### DIRECTIONS FOR THIS TASK
Examine the material below and count the lines that hold the word "legend". Report only the number.
>> start AVAILABLE DATA
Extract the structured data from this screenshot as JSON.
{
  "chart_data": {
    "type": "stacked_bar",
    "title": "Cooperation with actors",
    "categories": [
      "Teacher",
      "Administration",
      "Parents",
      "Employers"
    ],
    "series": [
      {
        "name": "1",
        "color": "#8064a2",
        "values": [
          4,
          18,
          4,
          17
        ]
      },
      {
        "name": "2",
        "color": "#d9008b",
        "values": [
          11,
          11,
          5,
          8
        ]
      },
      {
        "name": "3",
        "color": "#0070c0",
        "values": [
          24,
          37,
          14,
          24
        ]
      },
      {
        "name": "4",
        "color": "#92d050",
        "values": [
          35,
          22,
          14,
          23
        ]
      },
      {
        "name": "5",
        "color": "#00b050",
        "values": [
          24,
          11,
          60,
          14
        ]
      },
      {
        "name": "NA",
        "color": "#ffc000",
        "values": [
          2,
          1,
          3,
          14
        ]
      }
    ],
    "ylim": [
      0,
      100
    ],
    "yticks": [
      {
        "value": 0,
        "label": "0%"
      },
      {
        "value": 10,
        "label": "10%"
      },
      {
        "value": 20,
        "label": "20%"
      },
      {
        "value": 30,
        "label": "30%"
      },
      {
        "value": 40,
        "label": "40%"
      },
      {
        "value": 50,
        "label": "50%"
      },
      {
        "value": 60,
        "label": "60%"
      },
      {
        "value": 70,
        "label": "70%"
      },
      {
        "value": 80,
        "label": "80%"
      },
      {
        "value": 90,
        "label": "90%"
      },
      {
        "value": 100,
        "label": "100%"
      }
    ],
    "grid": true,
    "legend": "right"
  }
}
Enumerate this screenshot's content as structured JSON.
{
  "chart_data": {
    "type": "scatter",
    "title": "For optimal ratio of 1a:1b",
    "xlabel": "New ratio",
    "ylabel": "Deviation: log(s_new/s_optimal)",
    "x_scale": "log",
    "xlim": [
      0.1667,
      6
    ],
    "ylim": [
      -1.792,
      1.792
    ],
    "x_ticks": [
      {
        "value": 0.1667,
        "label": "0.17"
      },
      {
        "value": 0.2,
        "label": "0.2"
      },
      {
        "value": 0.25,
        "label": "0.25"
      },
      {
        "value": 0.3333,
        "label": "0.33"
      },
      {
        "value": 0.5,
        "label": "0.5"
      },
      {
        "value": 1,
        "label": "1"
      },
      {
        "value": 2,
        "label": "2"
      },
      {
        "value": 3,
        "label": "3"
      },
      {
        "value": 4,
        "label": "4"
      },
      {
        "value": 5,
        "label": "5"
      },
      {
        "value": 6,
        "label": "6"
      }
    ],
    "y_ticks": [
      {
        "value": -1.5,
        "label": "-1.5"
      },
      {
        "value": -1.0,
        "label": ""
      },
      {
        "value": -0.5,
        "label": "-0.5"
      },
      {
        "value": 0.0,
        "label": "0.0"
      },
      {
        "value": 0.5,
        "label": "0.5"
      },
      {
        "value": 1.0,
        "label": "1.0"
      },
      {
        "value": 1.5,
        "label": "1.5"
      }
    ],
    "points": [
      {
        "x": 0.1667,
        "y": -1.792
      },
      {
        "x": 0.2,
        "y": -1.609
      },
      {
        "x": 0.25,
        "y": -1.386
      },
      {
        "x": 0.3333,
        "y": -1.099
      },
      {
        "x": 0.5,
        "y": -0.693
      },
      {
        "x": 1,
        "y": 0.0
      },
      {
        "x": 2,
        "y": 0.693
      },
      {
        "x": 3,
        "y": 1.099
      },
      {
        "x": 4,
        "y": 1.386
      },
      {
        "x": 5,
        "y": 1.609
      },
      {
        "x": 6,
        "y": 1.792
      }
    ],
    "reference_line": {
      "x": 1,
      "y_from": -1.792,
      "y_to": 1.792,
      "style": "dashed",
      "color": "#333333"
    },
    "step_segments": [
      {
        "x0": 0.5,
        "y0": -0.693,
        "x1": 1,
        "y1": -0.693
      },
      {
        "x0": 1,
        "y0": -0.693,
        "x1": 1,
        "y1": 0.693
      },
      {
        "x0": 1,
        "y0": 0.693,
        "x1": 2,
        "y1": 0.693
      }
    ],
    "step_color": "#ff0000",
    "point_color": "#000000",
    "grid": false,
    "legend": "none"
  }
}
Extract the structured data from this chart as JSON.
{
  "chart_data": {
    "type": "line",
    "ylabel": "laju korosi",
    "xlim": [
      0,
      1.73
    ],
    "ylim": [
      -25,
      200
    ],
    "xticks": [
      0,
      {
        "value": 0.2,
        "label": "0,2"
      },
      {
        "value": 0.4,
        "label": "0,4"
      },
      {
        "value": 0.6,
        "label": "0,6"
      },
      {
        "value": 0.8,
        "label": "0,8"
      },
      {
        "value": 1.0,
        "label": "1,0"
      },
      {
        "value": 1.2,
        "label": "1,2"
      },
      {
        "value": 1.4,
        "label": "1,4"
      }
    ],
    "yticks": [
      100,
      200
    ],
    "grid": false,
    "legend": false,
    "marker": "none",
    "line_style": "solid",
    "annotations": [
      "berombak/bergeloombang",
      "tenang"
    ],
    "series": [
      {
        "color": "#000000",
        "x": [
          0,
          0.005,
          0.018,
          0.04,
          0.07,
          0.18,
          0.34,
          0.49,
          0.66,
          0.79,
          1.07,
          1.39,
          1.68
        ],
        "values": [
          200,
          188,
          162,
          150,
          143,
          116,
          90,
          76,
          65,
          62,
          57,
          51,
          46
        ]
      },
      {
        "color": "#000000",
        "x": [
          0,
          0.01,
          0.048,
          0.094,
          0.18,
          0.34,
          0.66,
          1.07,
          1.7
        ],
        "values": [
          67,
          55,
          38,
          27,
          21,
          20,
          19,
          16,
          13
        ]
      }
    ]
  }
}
>> end AVAILABLE DATA
### WRITTEN SOLUTION
3